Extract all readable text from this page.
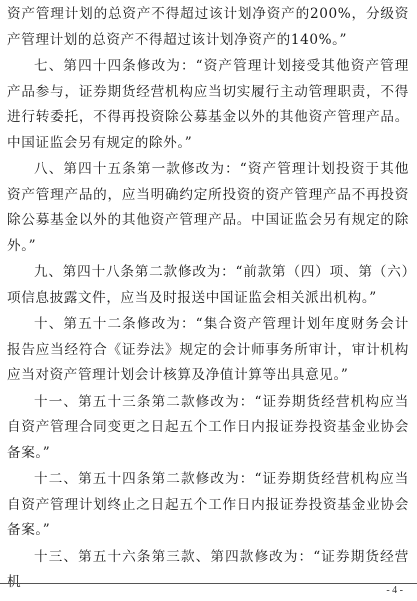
资产管理计划的总资产不得超过该计划净资产的200%，分级资产管理计划的总资产不得超过该计划净资产的140%。”

七、第四十四条修改为：“资产管理计划接受其他资产管理产品参与，证券期货经营机构应当切实履行主动管理职责，不得进行转委托，不得再投资除公募基金以外的其他资产管理产品。中国证监会另有规定的除外。”

八、第四十五条第一款修改为：“资产管理计划投资于其他资产管理产品的，应当明确约定所投资的资产管理产品不再投资除公募基金以外的其他资产管理产品。中国证监会另有规定的除外。”

九、第四十八条第二款修改为：“前款第（四）项、第（六）项信息披露文件，应当及时报送中国证监会相关派出机构。”

十、第五十二条修改为：“集合资产管理计划年度财务会计报告应当经符合《证券法》规定的会计师事务所审计，审计机构应当对资产管理计划会计核算及净值计算等出具意见。”

十一、第五十三条第二款修改为：“证券期货经营机构应当自资产管理合同变更之日起五个工作日内报证券投资基金业协会备案。”

十二、第五十四条第二款修改为：“证券期货经营机构应当自资产管理计划终止之日起五个工作日内报证券投资基金业协会备案。”

十三、第五十六条第三款、第四款修改为：“证券期货经营机

- 4 -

━━━━━━━━━━━━━━━━━━━━

- **PROBLEM DESCRIPTION**
Restate the whole listing above exactly, please, omitting every image.

- **FULL RESPONSE**
Extract all readable text from this page.
资产管理计划的总资产不得超过该计划净资产的200%，分级资产管理计划的总资产不得超过该计划净资产的140%。”

七、第四十四条修改为：“资产管理计划接受其他资产管理产品参与，证券期货经营机构应当切实履行主动管理职责，不得进行转委托，不得再投资除公募基金以外的其他资产管理产品。中国证监会另有规定的除外。”

八、第四十五条第一款修改为：“资产管理计划投资于其他资产管理产品的，应当明确约定所投资的资产管理产品不再投资除公募基金以外的其他资产管理产品。中国证监会另有规定的除外。”

九、第四十八条第二款修改为：“前款第（四）项、第（六）项信息披露文件，应当及时报送中国证监会相关派出机构。”

十、第五十二条修改为：“集合资产管理计划年度财务会计报告应当经符合《证券法》规定的会计师事务所审计，审计机构应当对资产管理计划会计核算及净值计算等出具意见。”

十一、第五十三条第二款修改为：“证券期货经营机构应当自资产管理合同变更之日起五个工作日内报证券投资基金业协会备案。”

十二、第五十四条第二款修改为：“证券期货经营机构应当自资产管理计划终止之日起五个工作日内报证券投资基金业协会备案。”

十三、第五十六条第三款、第四款修改为：“证券期货经营机

- 4 -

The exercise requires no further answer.